> [Problem statement]: Look through the material below. Copy each line that contains the string "vizsgálatok".

> [Input records]:

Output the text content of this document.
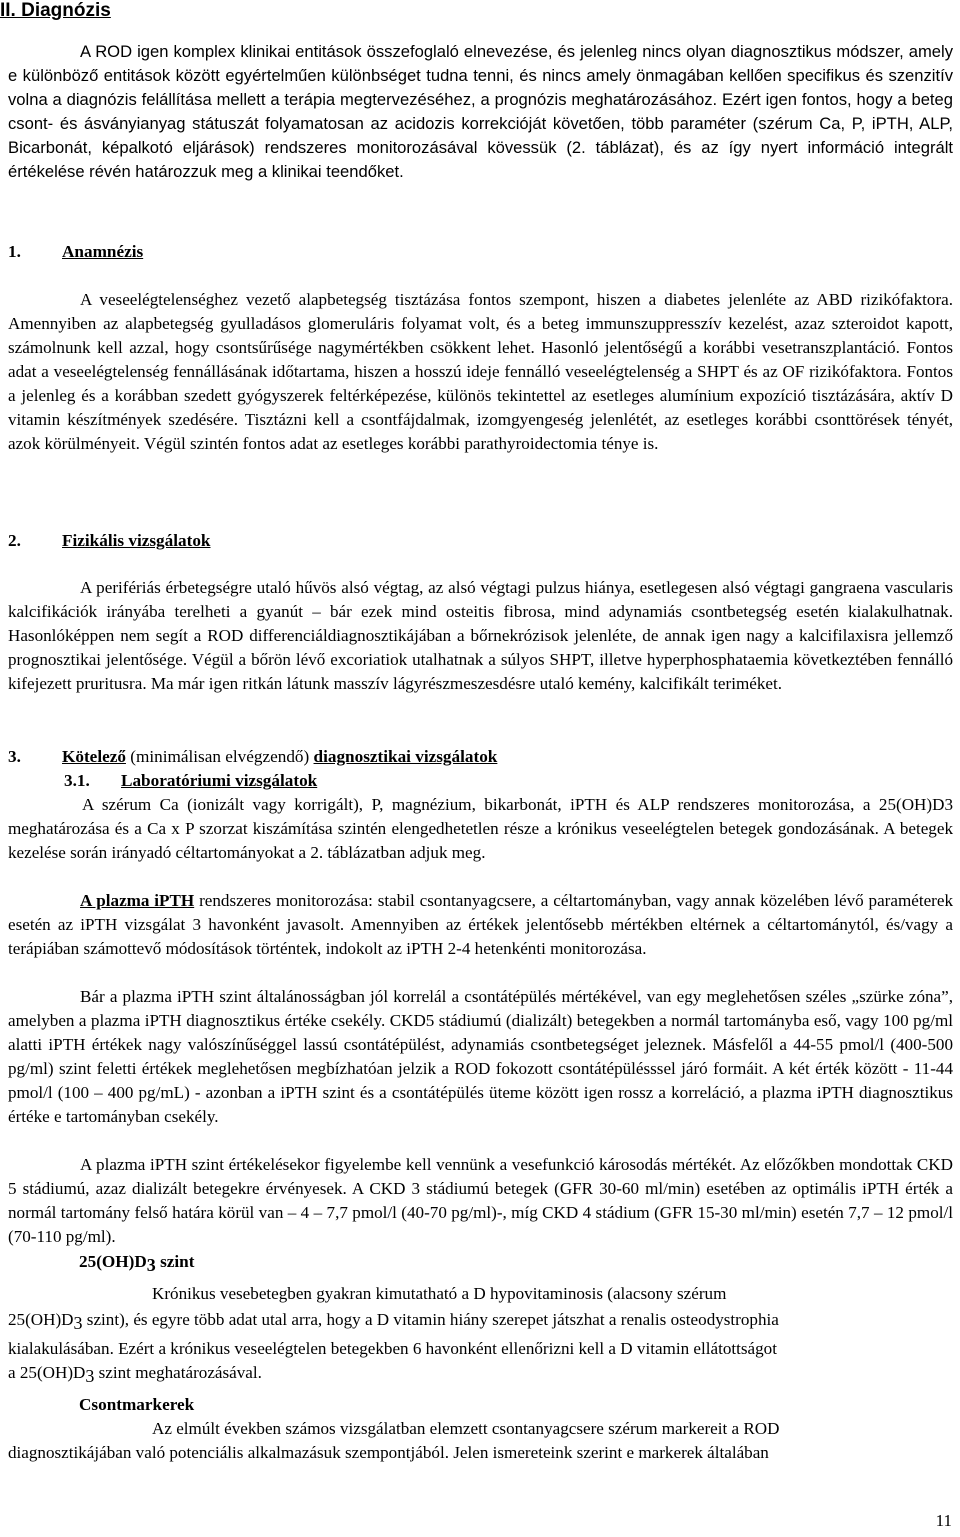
II. Diagnózis

A ROD igen komplex klinikai entitások összefoglaló elnevezése, és jelenleg nincs olyan diagnosztikus módszer, amely e különböző entitások között egyértelműen különbséget tudna tenni, és nincs amely önmagában kellően specifikus és szenzitív volna a diagnózis felállítása mellett a terápia megtervezéséhez, a prognózis meghatározásához. Ezért igen fontos, hogy a beteg csont- és ásványianyag státuszát folyamatosan az acidozis korrekcióját követően, több paraméter (szérum Ca, P, iPTH, ALP, Bicarbonát, képalkotó eljárások) rendszeres monitorozásával kövessük (2. táblázat), és az így nyert információ integrált értékelése révén határozzuk meg a klinikai teendőket.

1. Anamnézis

A veseelégtelenséghez vezető alapbetegség tisztázása fontos szempont, hiszen a diabetes jelenléte az ABD rizikófaktora. Amennyiben az alapbetegség gyulladásos glomeruláris folyamat volt, és a beteg immunszuppresszív kezelést, azaz szteroidot kapott, számolnunk kell azzal, hogy csontsűrűsége nagymértékben csökkent lehet. Hasonló jelentőségű a korábbi vesetranszplantáció. Fontos adat a veseelégtelenség fennállásának időtartama, hiszen a hosszú ideje fennálló veseelégtelenség a SHPT és az OF rizikófaktora. Fontos a jelenleg és a korábban szedett gyógyszerek feltérképezése, különös tekintettel az esetleges alumínium expozíció tisztázására, aktív D vitamin készítmények szedésére. Tisztázni kell a csontfájdalmak, izomgyengeség jelenlétét, az esetleges korábbi csonttörések tényét, azok körülményeit. Végül szintén fontos adat az esetleges korábbi parathyroidectomia ténye is.

2. Fizikális vizsgálatok

A perifériás érbetegségre utaló hűvös alsó végtag, az alsó végtagi pulzus hiánya, esetlegesen alsó végtagi gangraena vascularis kalcifikációk irányába terelheti a gyanút – bár ezek mind osteitis fibrosa, mind adynamiás csontbetegség esetén kialakulhatnak. Hasonlóképpen nem segít a ROD differenciáldiagnosztikájában a bőrnekrózisok jelenléte, de annak igen nagy a kalcifilaxisra jellemző prognosztikai jelentősége. Végül a bőrön lévő excoriatiok utalhatnak a súlyos SHPT, illetve hyperphosphataemia következtében fennálló kifejezett pruritusra. Ma már igen ritkán látunk masszív lágyrészmeszesdésre utaló kemény, kalcifikált teriméket.

3. Kötelező (minimálisan elvégzendő) diagnosztikai vizsgálatok
3.1. Laboratóriumi vizsgálatok

A szérum Ca (ionizált vagy korrigált), P, magnézium, bikarbonát, iPTH és ALP rendszeres monitorozása, a 25(OH)D3 meghatározása és a Ca x P szorzat kiszámítása szintén elengedhetetlen része a krónikus veseelégtelen betegek gondozásának. A betegek kezelése során irányadó céltartományokat a 2. táblázatban adjuk meg.

A plazma iPTH rendszeres monitorozása: stabil csontanyagcsere, a céltartományban, vagy annak közelében lévő paraméterek esetén az iPTH vizsgálat 3 havonként javasolt. Amennyiben az értékek jelentősebb mértékben eltérnek a céltartománytól, és/vagy a terápiában számottevő módosítások történtek, indokolt az iPTH 2-4 hetenkénti monitorozása.

Bár a plazma iPTH szint általánosságban jól korrelál a csontátépülés mértékével, van egy meglehetősen széles „szürke zóna”, amelyben a plazma iPTH diagnosztikus értéke csekély. CKD5 stádiumú (dializált) betegekben a normál tartományba eső, vagy 100 pg/ml alatti iPTH értékek nagy valószínűséggel lassú csontátépülést, adynamiás csontbetegséget jeleznek. Másfelől a 44-55 pmol/l (400-500 pg/ml) szint feletti értékek meglehetősen megbízhatóan jelzik a ROD fokozott csontátépülésssel járó formáit. A két érték között - 11-44 pmol/l (100 – 400 pg/mL) - azonban a iPTH szint és a csontátépülés üteme között igen rossz a korreláció, a plazma iPTH diagnosztikus értéke e tartományban csekély.

A plazma iPTH szint értékelésekor figyelembe kell vennünk a vesefunkció károsodás mértékét. Az előzőkben mondottak CKD 5 stádiumú, azaz dializált betegekre érvényesek. A CKD 3 stádiumú betegek (GFR 30-60 ml/min) esetében az optimális iPTH érték a normál tartomány felső határa körül van – 4 – 7,7 pmol/l (40-70 pg/ml)-, míg CKD 4 stádium (GFR 15-30 ml/min) esetén 7,7 – 12 pmol/l (70-110 pg/ml).

25(OH)D3 szint
Krónikus vesebetegben gyakran kimutatható a D hypovitaminosis (alacsony szérum
25(OH)D3 szint), és egyre több adat utal arra, hogy a D vitamin hiány szerepet játszhat a renalis osteodystrophia
kialakulásában. Ezért a krónikus veseelégtelen betegekben 6 havonként ellenőrizni kell a D vitamin ellátottságot
a 25(OH)D3 szint meghatározásával.
Csontmarkerek
Az elmúlt években számos vizsgálatban elemzett csontanyagcsere szérum markereit a ROD
diagnosztikájában való potenciális alkalmazásuk szempontjából. Jelen ismereteink szerint e markerek általában
11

> [Result below]:
2. Fizikális vizsgálatok
3. Kötelező (minimálisan elvégzendő) diagnosztikai vizsgálatok
3.1. Laboratóriumi vizsgálatok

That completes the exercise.